*Records shown:*
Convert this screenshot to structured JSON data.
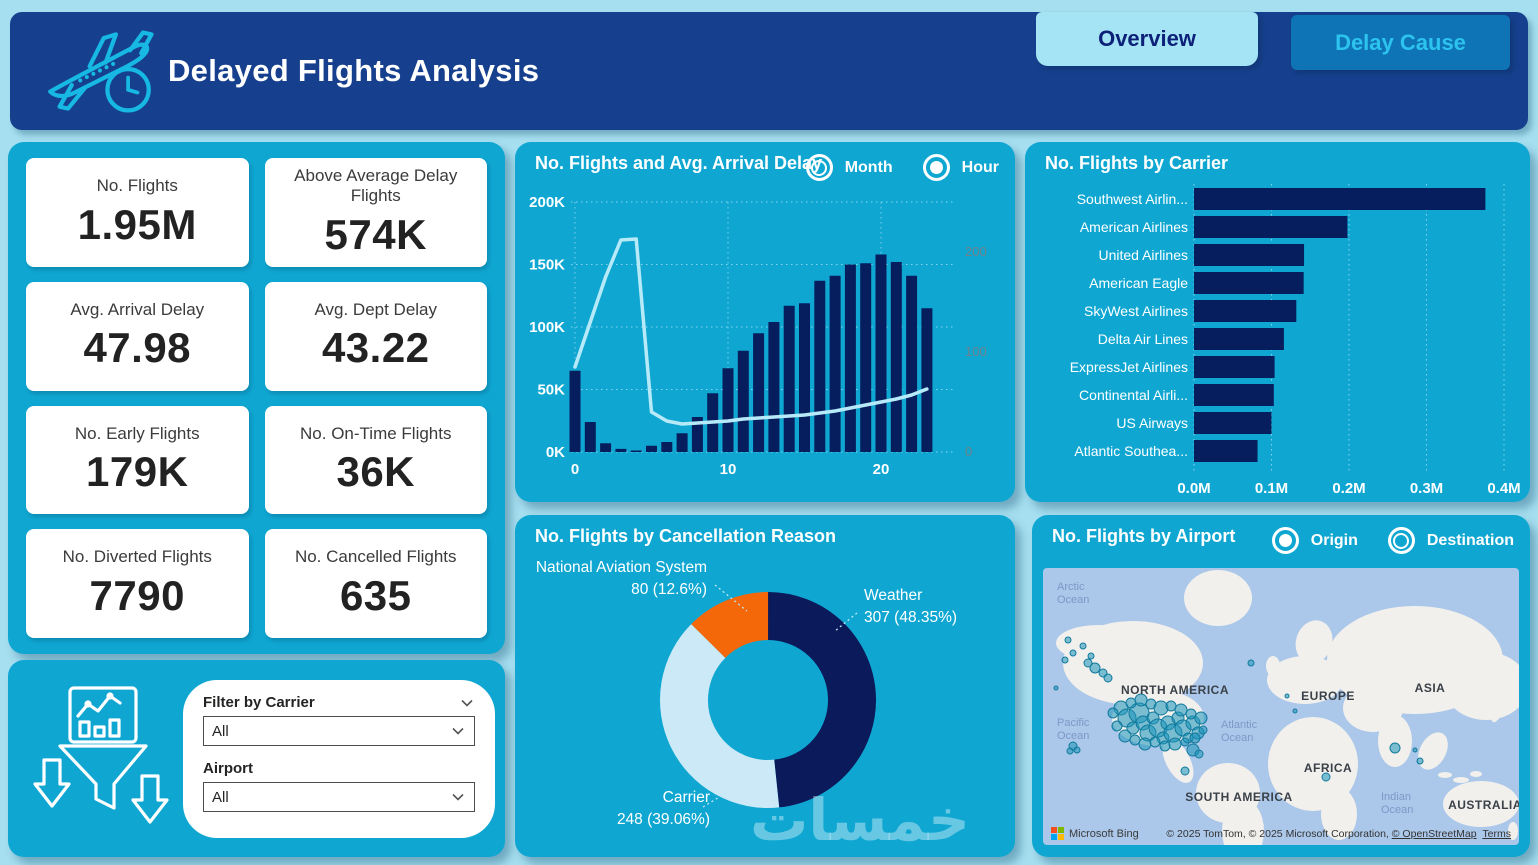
{
  "page": {
    "watermark": "خمسات"
  },
  "colors": {
    "page_bg": "#a6dff0",
    "panel_cyan": "#0fa7d2",
    "header_navy": "#16408d",
    "bar_navy": "#061e5e",
    "line_light": "#b7eaf8",
    "donut_navy": "#0a1a5a",
    "donut_lightblue": "#cbe9f6",
    "donut_orange": "#f4680a",
    "tab_active_bg": "#a5e4f4",
    "tab_inactive_bg": "#0f74b5",
    "tab_inactive_text": "#2cc3ee",
    "map_ocean": "#abc7e9",
    "map_land": "#f1f0ed",
    "bubble": "#1a93b8"
  },
  "header": {
    "title": "Delayed Flights Analysis",
    "logo_icon": "airplane-clock-icon",
    "tabs": [
      {
        "label": "Overview",
        "active": true
      },
      {
        "label": "Delay Cause",
        "active": false
      }
    ]
  },
  "kpis": [
    {
      "label": "No. Flights",
      "value": "1.95M"
    },
    {
      "label": "Above Average Delay Flights",
      "value": "574K"
    },
    {
      "label": "Avg. Arrival Delay",
      "value": "47.98"
    },
    {
      "label": "Avg. Dept Delay",
      "value": "43.22"
    },
    {
      "label": "No. Early Flights",
      "value": "179K"
    },
    {
      "label": "No. On-Time Flights",
      "value": "36K"
    },
    {
      "label": "No. Diverted Flights",
      "value": "7790"
    },
    {
      "label": "No. Cancelled Flights",
      "value": "635"
    }
  ],
  "filter_panel": {
    "icon": "funnel-chart-icon",
    "carrier": {
      "label": "Filter by Carrier",
      "value": "All"
    },
    "airport": {
      "label": "Airport",
      "value": "All"
    }
  },
  "chart_data": [
    {
      "id": "flights_and_delay_by_hour",
      "type": "combo-bar-line",
      "title": "No. Flights and Avg. Arrival Delay",
      "toggles": [
        {
          "label": "Month",
          "selected": false
        },
        {
          "label": "Hour",
          "selected": true
        }
      ],
      "x": [
        0,
        1,
        2,
        3,
        4,
        5,
        6,
        7,
        8,
        9,
        10,
        11,
        12,
        13,
        14,
        15,
        16,
        17,
        18,
        19,
        20,
        21,
        22,
        23
      ],
      "x_ticks": [
        "0",
        "10",
        "20"
      ],
      "x_tick_hours": [
        0,
        10,
        20
      ],
      "y_left": {
        "ticks": [
          "0K",
          "50K",
          "100K",
          "150K",
          "200K"
        ],
        "max": 200000
      },
      "y_right": {
        "ticks": [
          "0",
          "100",
          "200"
        ],
        "tick_values": [
          0,
          100,
          200
        ],
        "max": 250
      },
      "grid": true,
      "legend": false,
      "series": [
        {
          "name": "No. Flights",
          "type": "bar",
          "values": [
            65000,
            24000,
            7000,
            2500,
            1200,
            5000,
            8000,
            15000,
            28000,
            47000,
            67000,
            81000,
            95000,
            104000,
            117000,
            119000,
            137000,
            141000,
            150000,
            151000,
            158000,
            152000,
            141000,
            115000
          ]
        },
        {
          "name": "Avg. Arrival Delay",
          "type": "line",
          "values": [
            85,
            130,
            175,
            212,
            213,
            40,
            31,
            28,
            29,
            30,
            31,
            33,
            34,
            35,
            36,
            37,
            39,
            41,
            44,
            47,
            50,
            53,
            57,
            63
          ]
        }
      ]
    },
    {
      "id": "flights_by_carrier",
      "type": "bar",
      "orientation": "horizontal",
      "title": "No. Flights by Carrier",
      "categories": [
        "Southwest Airlin...",
        "American Airlines",
        "United Airlines",
        "American Eagle",
        "SkyWest Airlines",
        "Delta Air Lines",
        "ExpressJet Airlines",
        "Continental Airli...",
        "US Airways",
        "Atlantic Southea..."
      ],
      "values": [
        376000,
        198000,
        142000,
        141500,
        132000,
        116000,
        104000,
        103000,
        100000,
        82000
      ],
      "x_ticks": [
        "0.0M",
        "0.1M",
        "0.2M",
        "0.3M",
        "0.4M"
      ],
      "xmax": 400000,
      "grid": true
    },
    {
      "id": "flights_by_cancellation_reason",
      "type": "pie",
      "title": "No. Flights by Cancellation Reason",
      "donut": true,
      "slices": [
        {
          "label": "Weather",
          "value": 307,
          "pct": 48.35,
          "display": "307 (48.35%)",
          "color": "#0a1a5a"
        },
        {
          "label": "Carrier",
          "value": 248,
          "pct": 39.06,
          "display": "248 (39.06%)",
          "color": "#cbe9f6"
        },
        {
          "label": "National Aviation System",
          "value": 80,
          "pct": 12.6,
          "display": "80 (12.6%)",
          "color": "#f4680a"
        }
      ]
    },
    {
      "id": "flights_by_airport",
      "type": "map",
      "title": "No. Flights by Airport",
      "toggles": [
        {
          "label": "Origin",
          "selected": true
        },
        {
          "label": "Destination",
          "selected": false
        }
      ],
      "continent_labels": [
        "NORTH AMERICA",
        "EUROPE",
        "ASIA",
        "AFRICA",
        "SOUTH AMERICA",
        "AUSTRALIA"
      ],
      "ocean_labels": [
        "Arctic Ocean",
        "Pacific Ocean",
        "Atlantic Ocean",
        "Indian Ocean"
      ],
      "bubbles": [
        [
          78,
          140,
          7
        ],
        [
          84,
          150,
          9
        ],
        [
          90,
          160,
          6
        ],
        [
          96,
          145,
          10
        ],
        [
          100,
          155,
          7
        ],
        [
          105,
          165,
          8
        ],
        [
          110,
          150,
          6
        ],
        [
          115,
          160,
          9
        ],
        [
          120,
          170,
          6
        ],
        [
          125,
          155,
          7
        ],
        [
          130,
          165,
          9
        ],
        [
          135,
          150,
          6
        ],
        [
          140,
          160,
          8
        ],
        [
          145,
          170,
          5
        ],
        [
          150,
          155,
          7
        ],
        [
          155,
          165,
          6
        ],
        [
          88,
          135,
          5
        ],
        [
          98,
          132,
          6
        ],
        [
          108,
          136,
          5
        ],
        [
          118,
          140,
          7
        ],
        [
          128,
          138,
          5
        ],
        [
          138,
          142,
          6
        ],
        [
          148,
          146,
          5
        ],
        [
          158,
          150,
          6
        ],
        [
          82,
          168,
          6
        ],
        [
          92,
          172,
          5
        ],
        [
          102,
          176,
          6
        ],
        [
          112,
          174,
          5
        ],
        [
          122,
          178,
          5
        ],
        [
          132,
          176,
          6
        ],
        [
          142,
          174,
          4
        ],
        [
          152,
          170,
          5
        ],
        [
          160,
          162,
          4
        ],
        [
          70,
          145,
          5
        ],
        [
          74,
          158,
          5
        ],
        [
          25,
          72,
          3
        ],
        [
          40,
          78,
          3
        ],
        [
          30,
          85,
          3
        ],
        [
          22,
          92,
          3
        ],
        [
          45,
          95,
          4
        ],
        [
          52,
          100,
          5
        ],
        [
          60,
          105,
          4
        ],
        [
          48,
          88,
          3
        ],
        [
          65,
          110,
          4
        ],
        [
          13,
          120,
          2
        ],
        [
          30,
          178,
          4
        ],
        [
          34,
          182,
          3
        ],
        [
          27,
          183,
          3
        ],
        [
          208,
          95,
          3
        ],
        [
          150,
          182,
          6
        ],
        [
          156,
          186,
          4
        ],
        [
          142,
          203,
          4
        ],
        [
          244,
          128,
          2
        ],
        [
          252,
          143,
          2
        ],
        [
          352,
          180,
          5
        ],
        [
          372,
          182,
          2
        ],
        [
          377,
          193,
          3
        ],
        [
          283,
          209,
          4
        ]
      ],
      "attribution": {
        "brand": "Microsoft Bing",
        "text": "© 2025 TomTom, © 2025 Microsoft Corporation, ",
        "osm_link": "© OpenStreetMap",
        "terms_link": "Terms"
      }
    }
  ]
}
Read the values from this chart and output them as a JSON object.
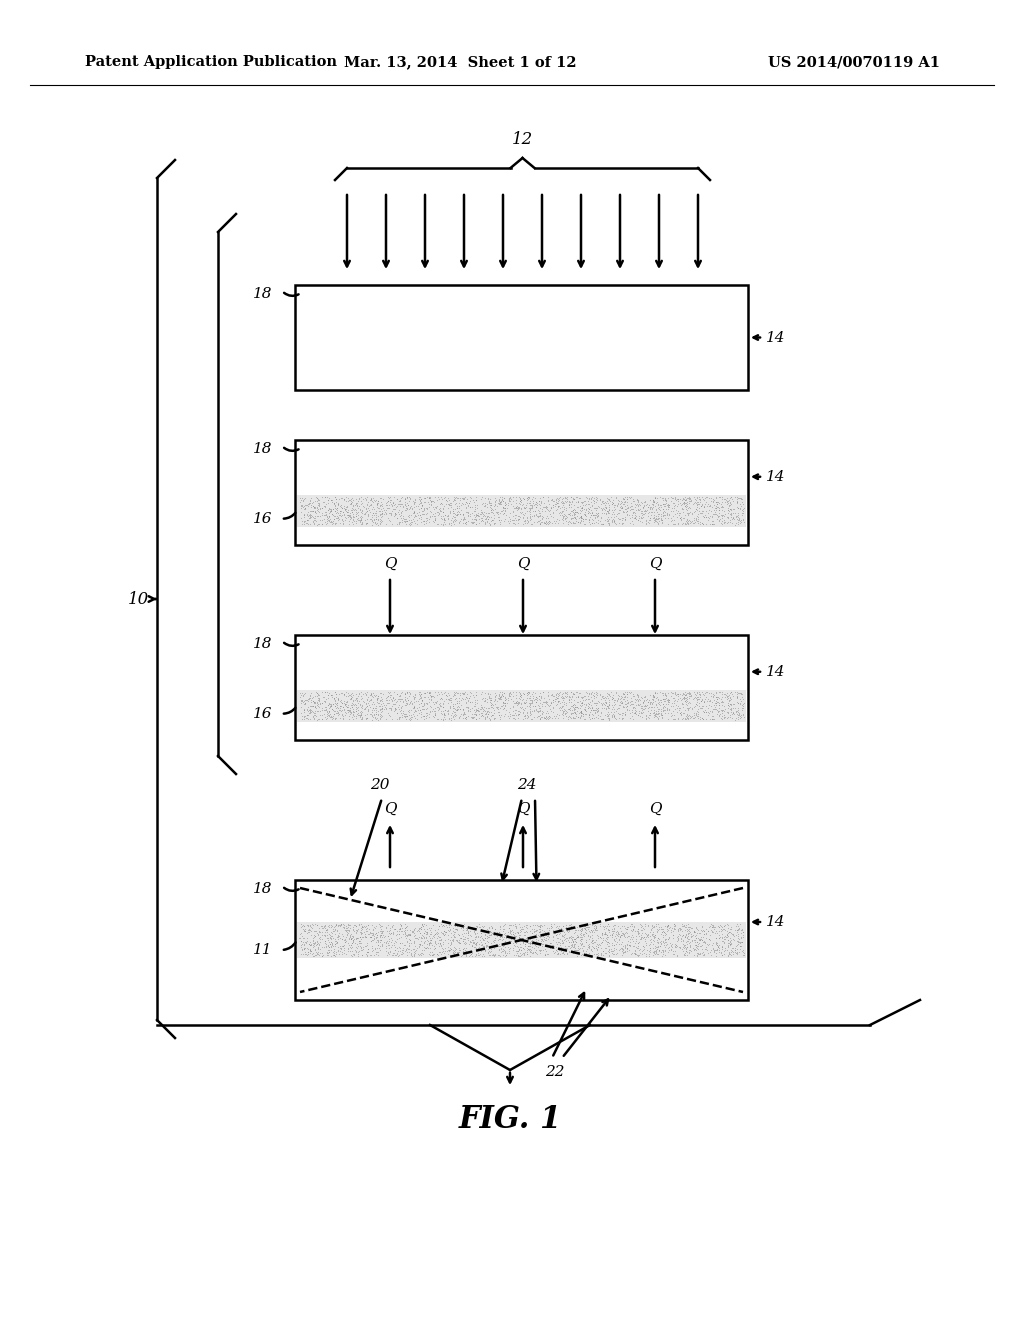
{
  "header_left": "Patent Application Publication",
  "header_mid": "Mar. 13, 2014  Sheet 1 of 12",
  "header_right": "US 2014/0070119 A1",
  "figure_label": "FIG. 1",
  "bg_color": "#ffffff",
  "line_color": "#000000",
  "header_fontsize": 10.5,
  "label_fontsize": 11,
  "fig_label_fontsize": 22
}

*What is being asked:* Your output should consist solely of the lines from the line containing "Read the values" through the end of the data above, copied exactly, with images removed.

*Answer to the task:*
Read the values from this chart and output them as a JSON object.
{
  "header_left": "Patent Application Publication",
  "header_mid": "Mar. 13, 2014  Sheet 1 of 12",
  "header_right": "US 2014/0070119 A1",
  "figure_label": "FIG. 1",
  "bg_color": "#ffffff",
  "line_color": "#000000",
  "header_fontsize": 10.5,
  "label_fontsize": 11,
  "fig_label_fontsize": 22
}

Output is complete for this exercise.